------ Extracted material
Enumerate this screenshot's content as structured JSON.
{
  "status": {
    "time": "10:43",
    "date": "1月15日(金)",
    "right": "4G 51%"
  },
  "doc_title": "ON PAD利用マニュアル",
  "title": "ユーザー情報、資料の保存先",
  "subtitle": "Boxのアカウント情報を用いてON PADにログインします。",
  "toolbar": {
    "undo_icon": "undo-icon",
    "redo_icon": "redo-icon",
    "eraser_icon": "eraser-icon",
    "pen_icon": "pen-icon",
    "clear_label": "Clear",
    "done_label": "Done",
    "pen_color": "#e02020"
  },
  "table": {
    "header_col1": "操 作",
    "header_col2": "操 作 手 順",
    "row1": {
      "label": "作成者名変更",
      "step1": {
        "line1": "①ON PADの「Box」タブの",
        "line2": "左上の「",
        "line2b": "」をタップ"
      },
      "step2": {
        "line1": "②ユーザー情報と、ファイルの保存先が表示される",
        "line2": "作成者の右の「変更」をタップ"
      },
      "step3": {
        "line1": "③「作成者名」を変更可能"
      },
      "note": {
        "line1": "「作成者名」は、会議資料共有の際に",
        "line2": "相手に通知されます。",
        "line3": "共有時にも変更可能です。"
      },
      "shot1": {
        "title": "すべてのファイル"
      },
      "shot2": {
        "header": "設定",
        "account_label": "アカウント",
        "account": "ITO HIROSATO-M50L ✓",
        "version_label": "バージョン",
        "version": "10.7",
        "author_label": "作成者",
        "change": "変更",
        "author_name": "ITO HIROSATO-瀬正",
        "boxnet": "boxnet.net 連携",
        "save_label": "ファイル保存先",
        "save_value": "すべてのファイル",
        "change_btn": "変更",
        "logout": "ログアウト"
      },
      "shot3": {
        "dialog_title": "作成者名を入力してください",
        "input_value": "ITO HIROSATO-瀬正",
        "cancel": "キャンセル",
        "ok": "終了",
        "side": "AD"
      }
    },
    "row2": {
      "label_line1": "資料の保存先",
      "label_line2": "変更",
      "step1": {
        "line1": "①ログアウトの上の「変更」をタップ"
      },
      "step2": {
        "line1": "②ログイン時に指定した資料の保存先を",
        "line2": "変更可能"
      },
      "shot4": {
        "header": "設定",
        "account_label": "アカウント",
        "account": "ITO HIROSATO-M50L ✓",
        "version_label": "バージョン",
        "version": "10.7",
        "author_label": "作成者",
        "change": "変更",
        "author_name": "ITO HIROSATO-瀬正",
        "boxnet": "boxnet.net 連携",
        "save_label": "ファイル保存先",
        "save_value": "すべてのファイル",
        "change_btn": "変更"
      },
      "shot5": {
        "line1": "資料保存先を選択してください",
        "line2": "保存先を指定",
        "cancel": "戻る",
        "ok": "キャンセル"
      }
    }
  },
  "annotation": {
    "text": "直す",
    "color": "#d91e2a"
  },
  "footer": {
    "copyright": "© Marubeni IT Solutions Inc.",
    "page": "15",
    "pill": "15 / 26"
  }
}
------------
Restate the whole listing exactly, leaving out nothing.

Enumerate this screenshot's content as structured JSON.
{
  "status": {
    "time": "10:43",
    "date": "1月15日(金)",
    "right": "4G 51%"
  },
  "doc_title": "ON PAD利用マニュアル",
  "title": "ユーザー情報、資料の保存先",
  "subtitle": "Boxのアカウント情報を用いてON PADにログインします。",
  "toolbar": {
    "undo_icon": "undo-icon",
    "redo_icon": "redo-icon",
    "eraser_icon": "eraser-icon",
    "pen_icon": "pen-icon",
    "clear_label": "Clear",
    "done_label": "Done",
    "pen_color": "#e02020"
  },
  "table": {
    "header_col1": "操 作",
    "header_col2": "操 作 手 順",
    "row1": {
      "label": "作成者名変更",
      "step1": {
        "line1": "①ON PADの「Box」タブの",
        "line2": "左上の「",
        "line2b": "」をタップ"
      },
      "step2": {
        "line1": "②ユーザー情報と、ファイルの保存先が表示される",
        "line2": "作成者の右の「変更」をタップ"
      },
      "step3": {
        "line1": "③「作成者名」を変更可能"
      },
      "note": {
        "line1": "「作成者名」は、会議資料共有の際に",
        "line2": "相手に通知されます。",
        "line3": "共有時にも変更可能です。"
      },
      "shot1": {
        "title": "すべてのファイル"
      },
      "shot2": {
        "header": "設定",
        "account_label": "アカウント",
        "account": "ITO HIROSATO-M50L ✓",
        "version_label": "バージョン",
        "version": "10.7",
        "author_label": "作成者",
        "change": "変更",
        "author_name": "ITO HIROSATO-瀬正",
        "boxnet": "boxnet.net 連携",
        "save_label": "ファイル保存先",
        "save_value": "すべてのファイル",
        "change_btn": "変更",
        "logout": "ログアウト"
      },
      "shot3": {
        "dialog_title": "作成者名を入力してください",
        "input_value": "ITO HIROSATO-瀬正",
        "cancel": "キャンセル",
        "ok": "終了",
        "side": "AD"
      }
    },
    "row2": {
      "label_line1": "資料の保存先",
      "label_line2": "変更",
      "step1": {
        "line1": "①ログアウトの上の「変更」をタップ"
      },
      "step2": {
        "line1": "②ログイン時に指定した資料の保存先を",
        "line2": "変更可能"
      },
      "shot4": {
        "header": "設定",
        "account_label": "アカウント",
        "account": "ITO HIROSATO-M50L ✓",
        "version_label": "バージョン",
        "version": "10.7",
        "author_label": "作成者",
        "change": "変更",
        "author_name": "ITO HIROSATO-瀬正",
        "boxnet": "boxnet.net 連携",
        "save_label": "ファイル保存先",
        "save_value": "すべてのファイル",
        "change_btn": "変更"
      },
      "shot5": {
        "line1": "資料保存先を選択してください",
        "line2": "保存先を指定",
        "cancel": "戻る",
        "ok": "キャンセル"
      }
    }
  },
  "annotation": {
    "text": "直す",
    "color": "#d91e2a"
  },
  "footer": {
    "copyright": "© Marubeni IT Solutions Inc.",
    "page": "15",
    "pill": "15 / 26"
  }
}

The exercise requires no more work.